__Work to do__. Return all of the entries word for word, but omit the pictures they contain.

__Supplied material__.
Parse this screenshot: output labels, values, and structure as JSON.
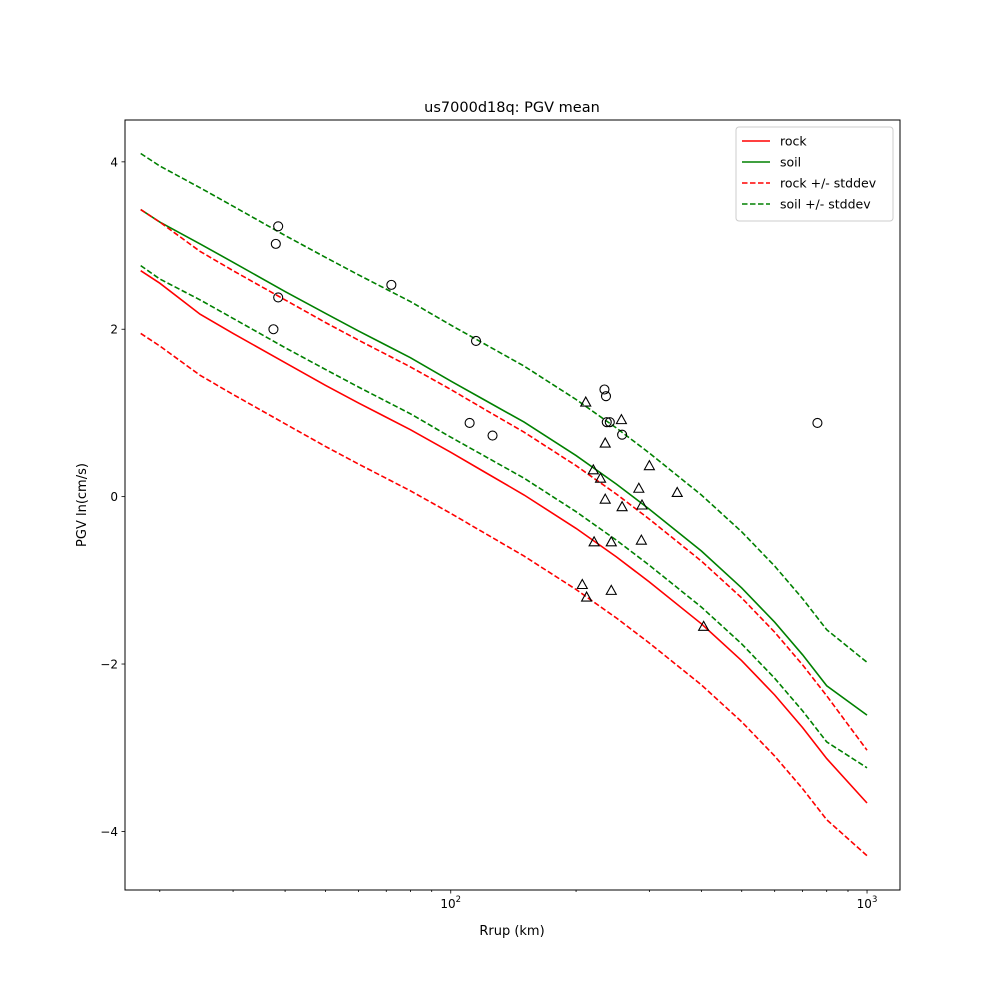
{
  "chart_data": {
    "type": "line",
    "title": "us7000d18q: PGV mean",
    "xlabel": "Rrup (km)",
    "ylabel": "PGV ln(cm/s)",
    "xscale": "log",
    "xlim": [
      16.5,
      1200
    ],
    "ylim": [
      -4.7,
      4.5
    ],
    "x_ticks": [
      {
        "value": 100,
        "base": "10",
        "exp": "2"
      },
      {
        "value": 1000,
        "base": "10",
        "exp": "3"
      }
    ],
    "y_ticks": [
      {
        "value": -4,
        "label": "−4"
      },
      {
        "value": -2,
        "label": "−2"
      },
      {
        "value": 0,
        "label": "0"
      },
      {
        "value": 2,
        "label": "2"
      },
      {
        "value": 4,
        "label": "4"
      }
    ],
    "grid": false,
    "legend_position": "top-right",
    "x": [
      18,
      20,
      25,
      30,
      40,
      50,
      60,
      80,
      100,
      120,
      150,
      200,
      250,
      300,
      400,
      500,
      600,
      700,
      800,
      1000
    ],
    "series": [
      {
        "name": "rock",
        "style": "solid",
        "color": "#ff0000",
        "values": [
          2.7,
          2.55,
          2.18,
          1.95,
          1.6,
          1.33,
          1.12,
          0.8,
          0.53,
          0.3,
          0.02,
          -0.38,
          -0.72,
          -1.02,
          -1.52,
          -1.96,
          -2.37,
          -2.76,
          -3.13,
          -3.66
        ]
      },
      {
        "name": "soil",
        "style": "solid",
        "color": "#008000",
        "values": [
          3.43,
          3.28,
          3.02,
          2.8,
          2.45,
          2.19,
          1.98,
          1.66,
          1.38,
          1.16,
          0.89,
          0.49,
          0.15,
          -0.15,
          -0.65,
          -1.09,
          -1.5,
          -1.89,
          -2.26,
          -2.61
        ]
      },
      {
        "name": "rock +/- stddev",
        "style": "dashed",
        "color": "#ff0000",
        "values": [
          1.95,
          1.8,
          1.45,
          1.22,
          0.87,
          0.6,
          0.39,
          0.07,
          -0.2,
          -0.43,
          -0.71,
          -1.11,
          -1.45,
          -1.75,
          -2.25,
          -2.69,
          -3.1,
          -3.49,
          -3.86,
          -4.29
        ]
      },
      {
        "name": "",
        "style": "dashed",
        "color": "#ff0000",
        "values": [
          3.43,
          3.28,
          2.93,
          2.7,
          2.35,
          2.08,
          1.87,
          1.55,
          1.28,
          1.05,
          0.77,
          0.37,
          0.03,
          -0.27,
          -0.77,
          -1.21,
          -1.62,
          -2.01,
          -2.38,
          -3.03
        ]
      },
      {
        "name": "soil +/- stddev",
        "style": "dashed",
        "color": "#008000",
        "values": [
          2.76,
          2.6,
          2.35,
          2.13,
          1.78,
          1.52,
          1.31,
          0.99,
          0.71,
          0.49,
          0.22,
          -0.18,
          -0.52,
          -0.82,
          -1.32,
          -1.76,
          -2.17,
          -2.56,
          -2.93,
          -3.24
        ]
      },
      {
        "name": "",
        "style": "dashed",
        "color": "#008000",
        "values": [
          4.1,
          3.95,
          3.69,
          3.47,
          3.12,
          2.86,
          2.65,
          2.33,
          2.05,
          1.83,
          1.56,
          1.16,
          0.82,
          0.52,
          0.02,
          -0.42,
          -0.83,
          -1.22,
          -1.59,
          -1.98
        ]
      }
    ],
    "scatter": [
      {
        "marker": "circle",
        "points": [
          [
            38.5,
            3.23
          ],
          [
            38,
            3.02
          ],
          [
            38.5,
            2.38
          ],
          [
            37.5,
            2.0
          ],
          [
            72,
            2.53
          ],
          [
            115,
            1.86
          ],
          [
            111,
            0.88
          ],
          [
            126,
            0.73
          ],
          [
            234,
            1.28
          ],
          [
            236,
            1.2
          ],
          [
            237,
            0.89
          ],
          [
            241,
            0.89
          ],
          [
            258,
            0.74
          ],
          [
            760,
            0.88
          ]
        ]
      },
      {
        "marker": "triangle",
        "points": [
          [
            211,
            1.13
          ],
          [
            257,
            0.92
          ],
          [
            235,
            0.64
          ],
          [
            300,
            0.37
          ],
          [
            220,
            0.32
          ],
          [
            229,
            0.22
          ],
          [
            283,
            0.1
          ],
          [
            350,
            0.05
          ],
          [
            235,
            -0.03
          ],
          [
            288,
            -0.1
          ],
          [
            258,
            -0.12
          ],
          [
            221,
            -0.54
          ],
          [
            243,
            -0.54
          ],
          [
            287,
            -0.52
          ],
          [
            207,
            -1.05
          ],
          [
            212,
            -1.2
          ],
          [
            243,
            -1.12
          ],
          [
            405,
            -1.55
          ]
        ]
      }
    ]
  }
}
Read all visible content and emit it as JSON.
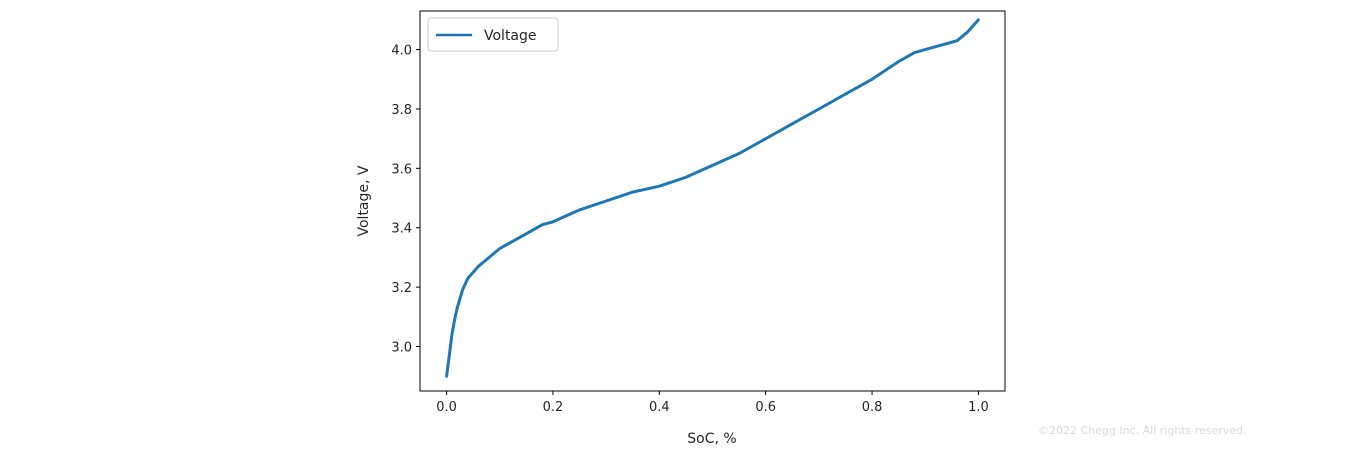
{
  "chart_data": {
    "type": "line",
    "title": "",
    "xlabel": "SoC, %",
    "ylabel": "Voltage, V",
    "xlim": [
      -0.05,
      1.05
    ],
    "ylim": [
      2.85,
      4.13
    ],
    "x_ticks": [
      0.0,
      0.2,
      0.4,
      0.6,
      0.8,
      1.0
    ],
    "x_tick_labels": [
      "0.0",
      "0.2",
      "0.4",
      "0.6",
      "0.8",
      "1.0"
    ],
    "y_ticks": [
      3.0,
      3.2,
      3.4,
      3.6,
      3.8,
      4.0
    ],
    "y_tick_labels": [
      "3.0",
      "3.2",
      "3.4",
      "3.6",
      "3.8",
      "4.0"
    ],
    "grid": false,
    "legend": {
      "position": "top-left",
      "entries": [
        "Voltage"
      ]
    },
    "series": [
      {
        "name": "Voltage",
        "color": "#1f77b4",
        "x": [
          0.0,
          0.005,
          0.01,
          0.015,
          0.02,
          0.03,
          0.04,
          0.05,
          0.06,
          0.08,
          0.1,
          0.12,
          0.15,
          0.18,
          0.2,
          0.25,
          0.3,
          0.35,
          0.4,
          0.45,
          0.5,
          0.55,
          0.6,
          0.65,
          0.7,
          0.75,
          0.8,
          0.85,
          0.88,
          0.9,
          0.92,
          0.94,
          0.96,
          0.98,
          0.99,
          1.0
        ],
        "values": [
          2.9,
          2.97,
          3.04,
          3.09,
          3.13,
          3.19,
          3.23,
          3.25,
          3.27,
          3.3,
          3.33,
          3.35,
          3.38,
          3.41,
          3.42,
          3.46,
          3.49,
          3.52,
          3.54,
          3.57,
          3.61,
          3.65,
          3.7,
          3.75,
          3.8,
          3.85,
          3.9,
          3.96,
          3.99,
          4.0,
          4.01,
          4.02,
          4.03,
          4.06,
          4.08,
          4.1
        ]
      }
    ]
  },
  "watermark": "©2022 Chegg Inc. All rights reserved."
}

__Task result__.
Parse this screenshot: output labels, values, and structure as JSON.
{
  "chart_data": {
    "type": "line",
    "title": "us7000d18q: PGV mean",
    "xlabel": "Rrup (km)",
    "ylabel": "PGV ln(cm/s)",
    "xscale": "log",
    "xlim": [
      16.5,
      1200
    ],
    "ylim": [
      -4.7,
      4.5
    ],
    "x_ticks": [
      {
        "value": 100,
        "base": "10",
        "exp": "2"
      },
      {
        "value": 1000,
        "base": "10",
        "exp": "3"
      }
    ],
    "y_ticks": [
      {
        "value": -4,
        "label": "−4"
      },
      {
        "value": -2,
        "label": "−2"
      },
      {
        "value": 0,
        "label": "0"
      },
      {
        "value": 2,
        "label": "2"
      },
      {
        "value": 4,
        "label": "4"
      }
    ],
    "grid": false,
    "legend_position": "top-right",
    "x": [
      18,
      20,
      25,
      30,
      40,
      50,
      60,
      80,
      100,
      120,
      150,
      200,
      250,
      300,
      400,
      500,
      600,
      700,
      800,
      1000
    ],
    "series": [
      {
        "name": "rock",
        "style": "solid",
        "color": "#ff0000",
        "values": [
          2.7,
          2.55,
          2.18,
          1.95,
          1.6,
          1.33,
          1.12,
          0.8,
          0.53,
          0.3,
          0.02,
          -0.38,
          -0.72,
          -1.02,
          -1.52,
          -1.96,
          -2.37,
          -2.76,
          -3.13,
          -3.66
        ]
      },
      {
        "name": "soil",
        "style": "solid",
        "color": "#008000",
        "values": [
          3.43,
          3.28,
          3.02,
          2.8,
          2.45,
          2.19,
          1.98,
          1.66,
          1.38,
          1.16,
          0.89,
          0.49,
          0.15,
          -0.15,
          -0.65,
          -1.09,
          -1.5,
          -1.89,
          -2.26,
          -2.61
        ]
      },
      {
        "name": "rock +/- stddev",
        "style": "dashed",
        "color": "#ff0000",
        "values": [
          1.95,
          1.8,
          1.45,
          1.22,
          0.87,
          0.6,
          0.39,
          0.07,
          -0.2,
          -0.43,
          -0.71,
          -1.11,
          -1.45,
          -1.75,
          -2.25,
          -2.69,
          -3.1,
          -3.49,
          -3.86,
          -4.29
        ]
      },
      {
        "name": "",
        "style": "dashed",
        "color": "#ff0000",
        "values": [
          3.43,
          3.28,
          2.93,
          2.7,
          2.35,
          2.08,
          1.87,
          1.55,
          1.28,
          1.05,
          0.77,
          0.37,
          0.03,
          -0.27,
          -0.77,
          -1.21,
          -1.62,
          -2.01,
          -2.38,
          -3.03
        ]
      },
      {
        "name": "soil +/- stddev",
        "style": "dashed",
        "color": "#008000",
        "values": [
          2.76,
          2.6,
          2.35,
          2.13,
          1.78,
          1.52,
          1.31,
          0.99,
          0.71,
          0.49,
          0.22,
          -0.18,
          -0.52,
          -0.82,
          -1.32,
          -1.76,
          -2.17,
          -2.56,
          -2.93,
          -3.24
        ]
      },
      {
        "name": "",
        "style": "dashed",
        "color": "#008000",
        "values": [
          4.1,
          3.95,
          3.69,
          3.47,
          3.12,
          2.86,
          2.65,
          2.33,
          2.05,
          1.83,
          1.56,
          1.16,
          0.82,
          0.52,
          0.02,
          -0.42,
          -0.83,
          -1.22,
          -1.59,
          -1.98
        ]
      }
    ],
    "scatter": [
      {
        "marker": "circle",
        "points": [
          [
            38.5,
            3.23
          ],
          [
            38,
            3.02
          ],
          [
            38.5,
            2.38
          ],
          [
            37.5,
            2.0
          ],
          [
            72,
            2.53
          ],
          [
            115,
            1.86
          ],
          [
            111,
            0.88
          ],
          [
            126,
            0.73
          ],
          [
            234,
            1.28
          ],
          [
            236,
            1.2
          ],
          [
            237,
            0.89
          ],
          [
            241,
            0.89
          ],
          [
            258,
            0.74
          ],
          [
            760,
            0.88
          ]
        ]
      },
      {
        "marker": "triangle",
        "points": [
          [
            211,
            1.13
          ],
          [
            257,
            0.92
          ],
          [
            235,
            0.64
          ],
          [
            300,
            0.37
          ],
          [
            220,
            0.32
          ],
          [
            229,
            0.22
          ],
          [
            283,
            0.1
          ],
          [
            350,
            0.05
          ],
          [
            235,
            -0.03
          ],
          [
            288,
            -0.1
          ],
          [
            258,
            -0.12
          ],
          [
            221,
            -0.54
          ],
          [
            243,
            -0.54
          ],
          [
            287,
            -0.52
          ],
          [
            207,
            -1.05
          ],
          [
            212,
            -1.2
          ],
          [
            243,
            -1.12
          ],
          [
            405,
            -1.55
          ]
        ]
      }
    ]
  }
}
Read all visible content and emit it as JSON.
{
  "chart_data": {
    "type": "line",
    "title": "",
    "xlabel": "SoC, %",
    "ylabel": "Voltage, V",
    "xlim": [
      -0.05,
      1.05
    ],
    "ylim": [
      2.85,
      4.13
    ],
    "x_ticks": [
      0.0,
      0.2,
      0.4,
      0.6,
      0.8,
      1.0
    ],
    "x_tick_labels": [
      "0.0",
      "0.2",
      "0.4",
      "0.6",
      "0.8",
      "1.0"
    ],
    "y_ticks": [
      3.0,
      3.2,
      3.4,
      3.6,
      3.8,
      4.0
    ],
    "y_tick_labels": [
      "3.0",
      "3.2",
      "3.4",
      "3.6",
      "3.8",
      "4.0"
    ],
    "grid": false,
    "legend": {
      "position": "top-left",
      "entries": [
        "Voltage"
      ]
    },
    "series": [
      {
        "name": "Voltage",
        "color": "#1f77b4",
        "x": [
          0.0,
          0.005,
          0.01,
          0.015,
          0.02,
          0.03,
          0.04,
          0.05,
          0.06,
          0.08,
          0.1,
          0.12,
          0.15,
          0.18,
          0.2,
          0.25,
          0.3,
          0.35,
          0.4,
          0.45,
          0.5,
          0.55,
          0.6,
          0.65,
          0.7,
          0.75,
          0.8,
          0.85,
          0.88,
          0.9,
          0.92,
          0.94,
          0.96,
          0.98,
          0.99,
          1.0
        ],
        "values": [
          2.9,
          2.97,
          3.04,
          3.09,
          3.13,
          3.19,
          3.23,
          3.25,
          3.27,
          3.3,
          3.33,
          3.35,
          3.38,
          3.41,
          3.42,
          3.46,
          3.49,
          3.52,
          3.54,
          3.57,
          3.61,
          3.65,
          3.7,
          3.75,
          3.8,
          3.85,
          3.9,
          3.96,
          3.99,
          4.0,
          4.01,
          4.02,
          4.03,
          4.06,
          4.08,
          4.1
        ]
      }
    ]
  },
  "watermark": "©2022 Chegg Inc. All rights reserved."
}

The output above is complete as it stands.